--- start of INPUT FOR THIS TASK ---
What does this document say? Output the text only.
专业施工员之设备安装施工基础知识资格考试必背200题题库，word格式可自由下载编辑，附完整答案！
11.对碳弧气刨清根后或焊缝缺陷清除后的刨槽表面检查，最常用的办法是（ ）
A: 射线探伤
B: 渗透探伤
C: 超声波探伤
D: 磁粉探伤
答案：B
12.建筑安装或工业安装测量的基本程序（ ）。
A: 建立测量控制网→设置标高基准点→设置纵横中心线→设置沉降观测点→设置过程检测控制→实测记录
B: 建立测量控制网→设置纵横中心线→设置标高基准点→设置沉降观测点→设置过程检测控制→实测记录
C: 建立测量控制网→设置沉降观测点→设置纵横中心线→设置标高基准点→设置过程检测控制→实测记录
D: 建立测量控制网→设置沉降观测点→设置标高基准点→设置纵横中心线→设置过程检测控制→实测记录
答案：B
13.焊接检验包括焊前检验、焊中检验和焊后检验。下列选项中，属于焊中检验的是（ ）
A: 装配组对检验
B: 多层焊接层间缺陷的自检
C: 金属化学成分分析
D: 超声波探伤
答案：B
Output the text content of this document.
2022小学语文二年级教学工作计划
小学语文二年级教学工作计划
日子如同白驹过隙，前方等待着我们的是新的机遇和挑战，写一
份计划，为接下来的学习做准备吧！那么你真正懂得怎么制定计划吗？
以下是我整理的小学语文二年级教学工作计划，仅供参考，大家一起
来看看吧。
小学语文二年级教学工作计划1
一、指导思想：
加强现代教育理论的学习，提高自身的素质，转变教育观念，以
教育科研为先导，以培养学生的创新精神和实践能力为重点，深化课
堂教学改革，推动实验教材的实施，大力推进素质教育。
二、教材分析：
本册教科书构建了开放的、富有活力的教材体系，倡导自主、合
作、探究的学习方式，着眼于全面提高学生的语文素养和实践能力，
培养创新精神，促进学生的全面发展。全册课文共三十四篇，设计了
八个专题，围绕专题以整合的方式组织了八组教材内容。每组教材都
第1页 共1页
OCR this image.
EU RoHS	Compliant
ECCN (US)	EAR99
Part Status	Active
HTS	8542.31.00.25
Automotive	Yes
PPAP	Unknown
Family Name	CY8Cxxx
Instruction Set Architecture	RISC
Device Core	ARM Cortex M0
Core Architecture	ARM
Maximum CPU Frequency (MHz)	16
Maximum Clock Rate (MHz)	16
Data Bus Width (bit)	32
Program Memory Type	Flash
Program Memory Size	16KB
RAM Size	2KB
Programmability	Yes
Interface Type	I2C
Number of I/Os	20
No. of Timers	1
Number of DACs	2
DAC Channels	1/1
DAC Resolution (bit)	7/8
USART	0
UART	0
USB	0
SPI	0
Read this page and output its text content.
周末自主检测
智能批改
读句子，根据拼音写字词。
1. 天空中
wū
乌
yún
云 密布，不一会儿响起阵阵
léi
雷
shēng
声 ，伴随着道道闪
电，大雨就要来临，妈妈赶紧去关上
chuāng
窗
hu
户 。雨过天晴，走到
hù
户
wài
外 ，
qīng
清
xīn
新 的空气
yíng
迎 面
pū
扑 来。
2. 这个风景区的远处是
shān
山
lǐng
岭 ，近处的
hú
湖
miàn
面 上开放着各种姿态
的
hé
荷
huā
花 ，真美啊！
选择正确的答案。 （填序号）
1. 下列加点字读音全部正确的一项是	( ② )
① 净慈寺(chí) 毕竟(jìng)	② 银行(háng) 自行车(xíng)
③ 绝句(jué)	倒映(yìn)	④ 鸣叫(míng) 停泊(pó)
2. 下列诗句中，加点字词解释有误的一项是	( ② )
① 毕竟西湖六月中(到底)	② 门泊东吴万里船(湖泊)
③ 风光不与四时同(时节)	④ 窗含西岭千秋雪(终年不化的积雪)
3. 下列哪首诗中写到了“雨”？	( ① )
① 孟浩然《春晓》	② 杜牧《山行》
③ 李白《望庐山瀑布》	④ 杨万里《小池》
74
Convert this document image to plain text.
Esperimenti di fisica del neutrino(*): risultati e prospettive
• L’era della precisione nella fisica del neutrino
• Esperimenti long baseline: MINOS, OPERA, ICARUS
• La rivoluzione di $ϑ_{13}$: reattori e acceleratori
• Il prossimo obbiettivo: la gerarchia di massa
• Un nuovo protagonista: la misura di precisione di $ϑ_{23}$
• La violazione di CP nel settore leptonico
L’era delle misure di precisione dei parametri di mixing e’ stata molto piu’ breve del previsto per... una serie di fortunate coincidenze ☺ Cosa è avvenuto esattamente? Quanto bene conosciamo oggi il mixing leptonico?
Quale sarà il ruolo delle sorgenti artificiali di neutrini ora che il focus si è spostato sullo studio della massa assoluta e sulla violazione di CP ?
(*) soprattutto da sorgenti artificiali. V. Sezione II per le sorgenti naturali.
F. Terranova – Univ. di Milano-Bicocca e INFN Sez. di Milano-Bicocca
--- end of INPUT FOR THIS TASK ---
◆ **THE PROBLEM**
Note how many lines of the material contain the string "della". Then report that number by itself.

◆ **SOLUTION TO THIS PROBLEM**
2